**Task instructions**: Where does the string "H₂SO₄" appear? Copy every line of the entries below that holds it.

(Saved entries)
========================================

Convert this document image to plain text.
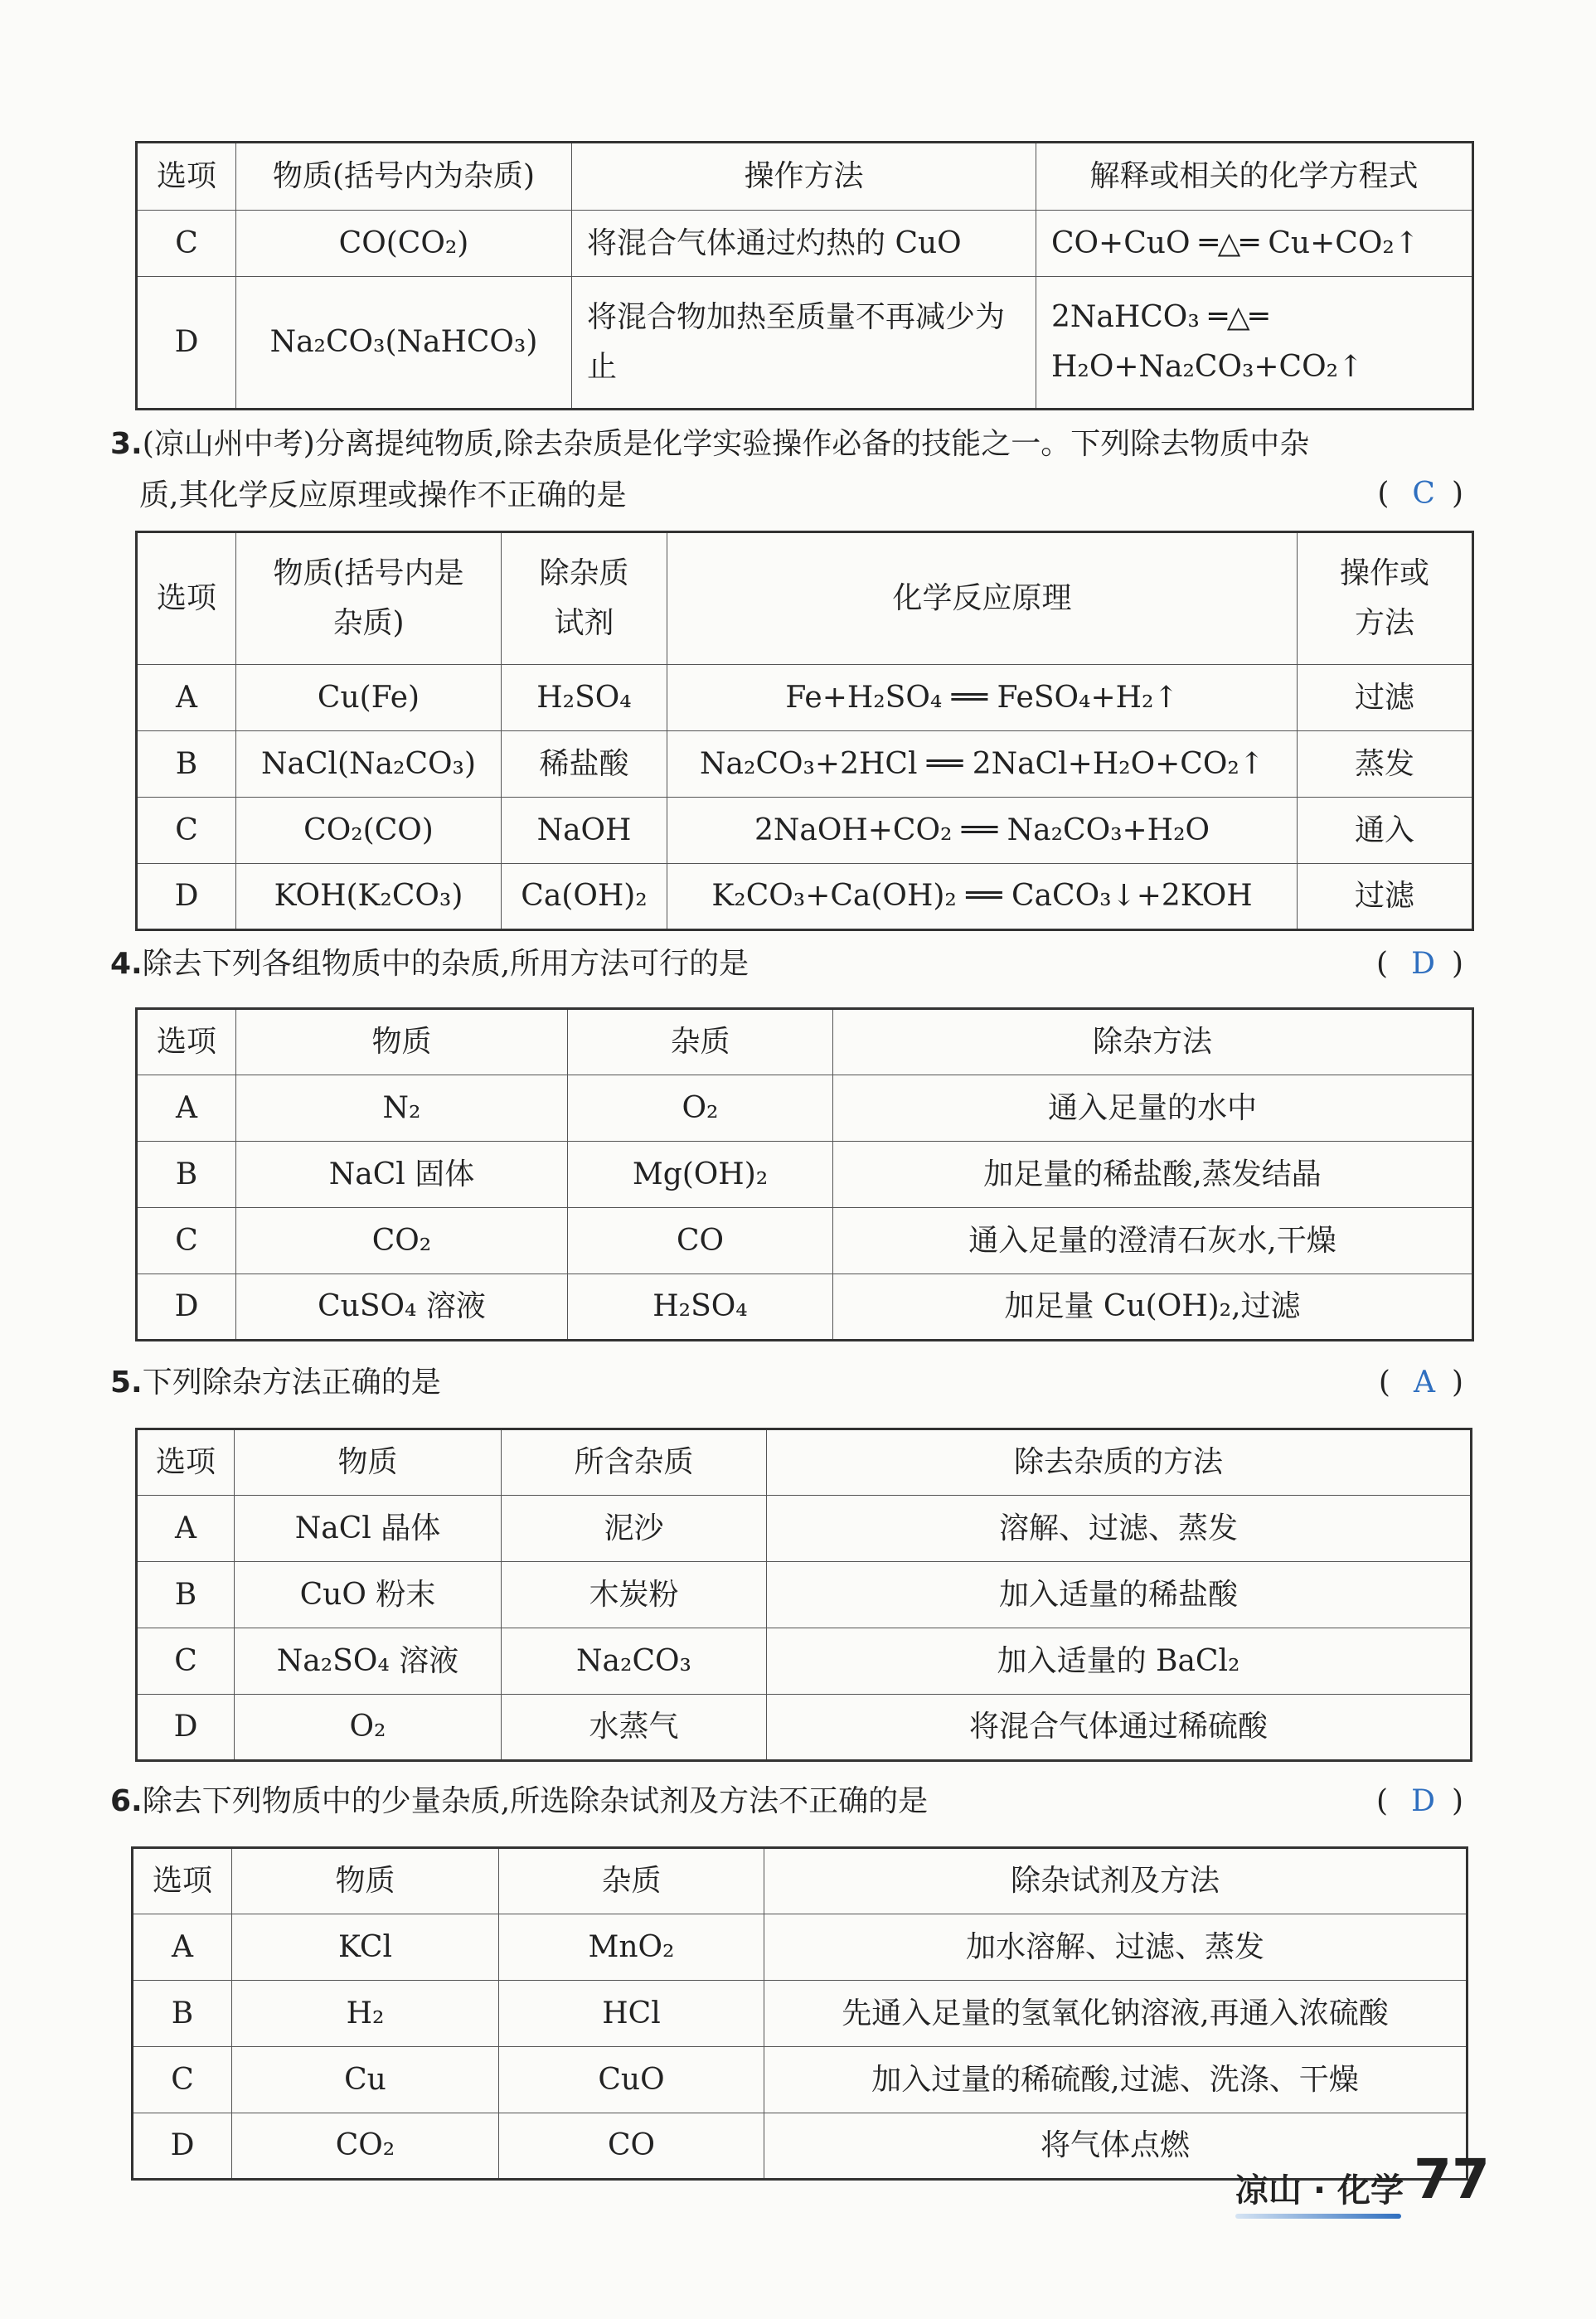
选项	物质(括号内为杂质)	操作方法	解释或相关的化学方程式
C	CO(CO₂)	将混合气体通过灼热的 CuO	CO+CuO ═△═ Cu+CO₂↑
D	Na₂CO₃(NaHCO₃)	将混合物加热至质量不再减少为止	2NaHCO₃ ═△═ H₂O+Na₂CO₃+CO₂↑
3.(凉山州中考)分离提纯物质,除去杂质是化学实验操作必备的技能之一。下列除去物质中杂
质,其化学反应原理或操作不正确的是	( C )
选项	物质(括号内是杂质)	除杂质试剂	化学反应原理	操作或方法
A	Cu(Fe)	H₂SO₄	Fe+H₂SO₄ ══ FeSO₄+H₂↑	过滤
B	NaCl(Na₂CO₃)	稀盐酸	Na₂CO₃+2HCl ══ 2NaCl+H₂O+CO₂↑	蒸发
C	CO₂(CO)	NaOH	2NaOH+CO₂ ══ Na₂CO₃+H₂O	通入
D	KOH(K₂CO₃)	Ca(OH)₂	K₂CO₃+Ca(OH)₂ ══ CaCO₃↓+2KOH	过滤
4.除去下列各组物质中的杂质,所用方法可行的是	( D )
选项	物质	杂质	除杂方法
A	N₂	O₂	通入足量的水中
B	NaCl 固体	Mg(OH)₂	加足量的稀盐酸,蒸发结晶
C	CO₂	CO	通入足量的澄清石灰水,干燥
D	CuSO₄ 溶液	H₂SO₄	加足量 Cu(OH)₂,过滤
5.下列除杂方法正确的是	( A )
选项	物质	所含杂质	除去杂质的方法
A	NaCl 晶体	泥沙	溶解、过滤、蒸发
B	CuO 粉末	木炭粉	加入适量的稀盐酸
C	Na₂SO₄ 溶液	Na₂CO₃	加入适量的 BaCl₂
D	O₂	水蒸气	将混合气体通过稀硫酸
6.除去下列物质中的少量杂质,所选除杂试剂及方法不正确的是	( D )
选项	物质	杂质	除杂试剂及方法
A	KCl	MnO₂	加水溶解、过滤、蒸发
B	H₂	HCl	先通入足量的氢氧化钠溶液,再通入浓硫酸
C	Cu	CuO	加入过量的稀硫酸,过滤、洗涤、干燥
D	CO₂	CO	将气体点燃
凉山 · 化学 77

========================================

**Solution for this exercise**:
A	Cu(Fe)	H₂SO₄	Fe+H₂SO₄ ══ FeSO₄+H₂↑	过滤
D	CuSO₄ 溶液	H₂SO₄	加足量 Cu(OH)₂,过滤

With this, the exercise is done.